Stated exercise:
Check each line of the listing for the word "JSON" and report how many lines contain it, giving nothing but the number.

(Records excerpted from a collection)
------------------------
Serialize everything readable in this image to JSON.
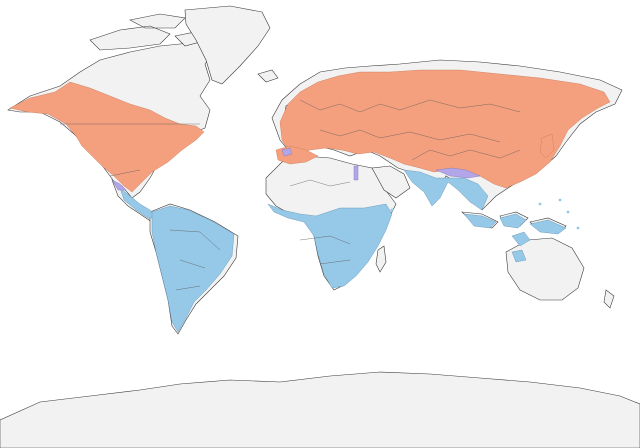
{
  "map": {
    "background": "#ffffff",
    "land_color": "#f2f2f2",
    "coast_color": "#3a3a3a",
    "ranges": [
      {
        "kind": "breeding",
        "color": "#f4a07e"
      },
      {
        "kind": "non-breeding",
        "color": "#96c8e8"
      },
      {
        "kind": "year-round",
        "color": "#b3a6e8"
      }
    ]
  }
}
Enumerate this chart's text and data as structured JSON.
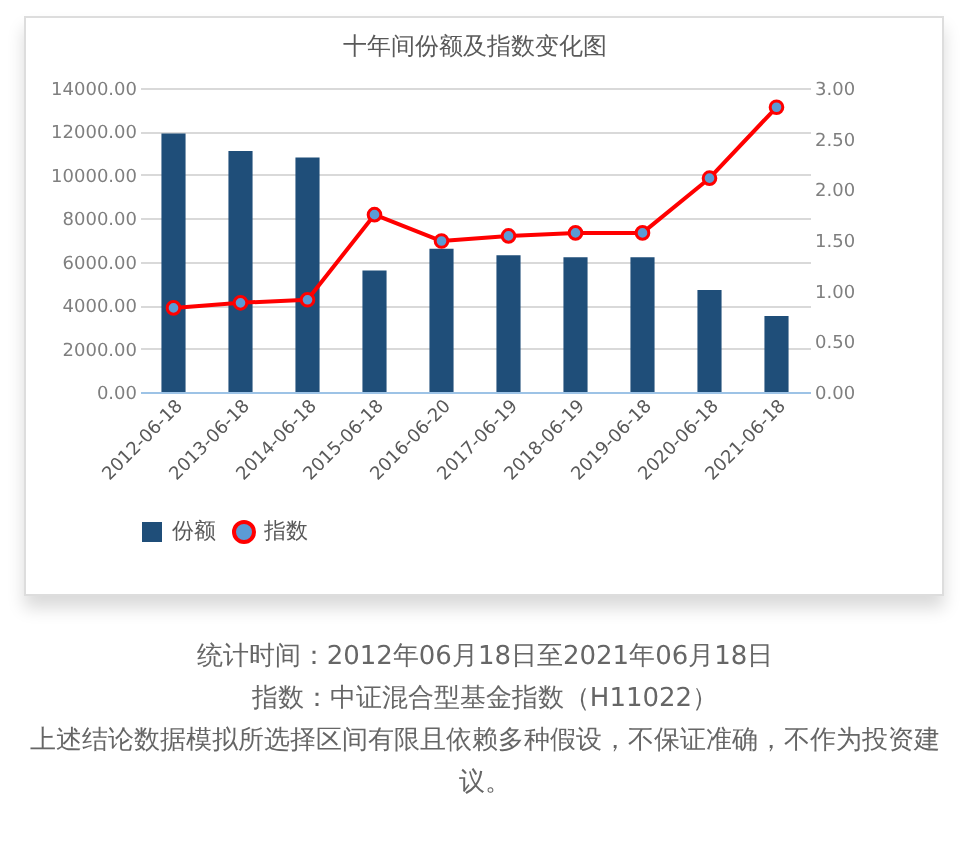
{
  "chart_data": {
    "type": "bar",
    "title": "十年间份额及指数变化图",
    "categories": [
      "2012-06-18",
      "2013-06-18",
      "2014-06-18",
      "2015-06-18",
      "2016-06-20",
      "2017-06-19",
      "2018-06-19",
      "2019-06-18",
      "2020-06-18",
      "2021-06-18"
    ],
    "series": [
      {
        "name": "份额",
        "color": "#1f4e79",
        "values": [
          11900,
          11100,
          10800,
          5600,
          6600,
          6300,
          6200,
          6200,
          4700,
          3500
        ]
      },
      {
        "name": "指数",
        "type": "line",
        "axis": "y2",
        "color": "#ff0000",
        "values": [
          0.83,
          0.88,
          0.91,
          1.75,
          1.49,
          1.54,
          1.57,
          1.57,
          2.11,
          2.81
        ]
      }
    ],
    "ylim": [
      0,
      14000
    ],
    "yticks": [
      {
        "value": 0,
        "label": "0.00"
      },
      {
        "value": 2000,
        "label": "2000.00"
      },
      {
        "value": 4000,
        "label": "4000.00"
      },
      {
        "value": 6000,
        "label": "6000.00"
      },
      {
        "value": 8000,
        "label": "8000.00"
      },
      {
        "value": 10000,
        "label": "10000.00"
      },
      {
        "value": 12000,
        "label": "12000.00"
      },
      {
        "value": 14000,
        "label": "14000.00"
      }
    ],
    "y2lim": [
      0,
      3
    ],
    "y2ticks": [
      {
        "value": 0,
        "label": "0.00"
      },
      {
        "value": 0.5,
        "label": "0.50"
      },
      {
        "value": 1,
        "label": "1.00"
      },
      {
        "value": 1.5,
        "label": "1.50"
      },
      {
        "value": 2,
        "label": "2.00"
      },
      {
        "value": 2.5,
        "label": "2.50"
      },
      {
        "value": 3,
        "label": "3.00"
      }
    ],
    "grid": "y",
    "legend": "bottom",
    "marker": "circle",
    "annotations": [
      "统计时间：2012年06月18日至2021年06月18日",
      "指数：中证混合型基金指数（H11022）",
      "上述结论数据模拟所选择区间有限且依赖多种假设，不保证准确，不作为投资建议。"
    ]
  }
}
------------------------
In response:
2